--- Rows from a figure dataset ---
++++++++++
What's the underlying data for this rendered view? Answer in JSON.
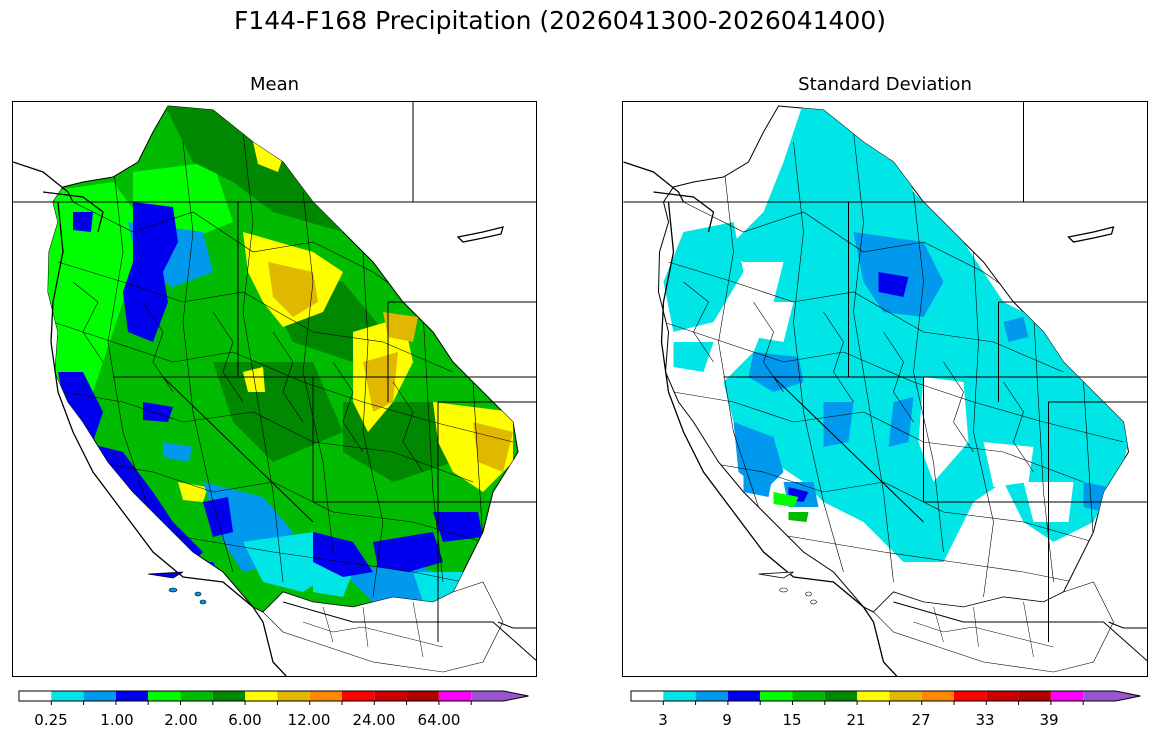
{
  "title": "F144-F168 Precipitation (2026041300-2026041400)",
  "panels": {
    "mean": {
      "title": "Mean",
      "colorbar_colors": [
        "#ffffff",
        "#00e5e5",
        "#0099ee",
        "#0000ee",
        "#00ff00",
        "#00bb00",
        "#008800",
        "#ffff00",
        "#e0b800",
        "#ff8800",
        "#ff0000",
        "#cc0000",
        "#b00000",
        "#ff00ff",
        "#9955cc"
      ],
      "colorbar_labels": [
        "0.25",
        "1.00",
        "2.00",
        "6.00",
        "12.00",
        "24.00",
        "64.00"
      ]
    },
    "stdev": {
      "title": "Standard Deviation",
      "colorbar_colors": [
        "#ffffff",
        "#00e5e5",
        "#0099ee",
        "#0000ee",
        "#00ff00",
        "#00bb00",
        "#008800",
        "#ffff00",
        "#e0b800",
        "#ff8800",
        "#ff0000",
        "#cc0000",
        "#b00000",
        "#ff00ff",
        "#9955cc"
      ],
      "colorbar_labels": [
        "3",
        "9",
        "15",
        "21",
        "27",
        "33",
        "39"
      ]
    }
  }
}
++++++++++
--- Exercise requirements ---
Copy every record character for character. Skip the pictures.

--- Expected answer ---
What's the underlying data for this rendered view? Answer in JSON.
{
  "title": "F144-F168 Precipitation (2026041300-2026041400)",
  "panels": {
    "mean": {
      "title": "Mean",
      "colorbar_colors": [
        "#ffffff",
        "#00e5e5",
        "#0099ee",
        "#0000ee",
        "#00ff00",
        "#00bb00",
        "#008800",
        "#ffff00",
        "#e0b800",
        "#ff8800",
        "#ff0000",
        "#cc0000",
        "#b00000",
        "#ff00ff",
        "#9955cc"
      ],
      "colorbar_labels": [
        "0.25",
        "1.00",
        "2.00",
        "6.00",
        "12.00",
        "24.00",
        "64.00"
      ]
    },
    "stdev": {
      "title": "Standard Deviation",
      "colorbar_colors": [
        "#ffffff",
        "#00e5e5",
        "#0099ee",
        "#0000ee",
        "#00ff00",
        "#00bb00",
        "#008800",
        "#ffff00",
        "#e0b800",
        "#ff8800",
        "#ff0000",
        "#cc0000",
        "#b00000",
        "#ff00ff",
        "#9955cc"
      ],
      "colorbar_labels": [
        "3",
        "9",
        "15",
        "21",
        "27",
        "33",
        "39"
      ]
    }
  }
}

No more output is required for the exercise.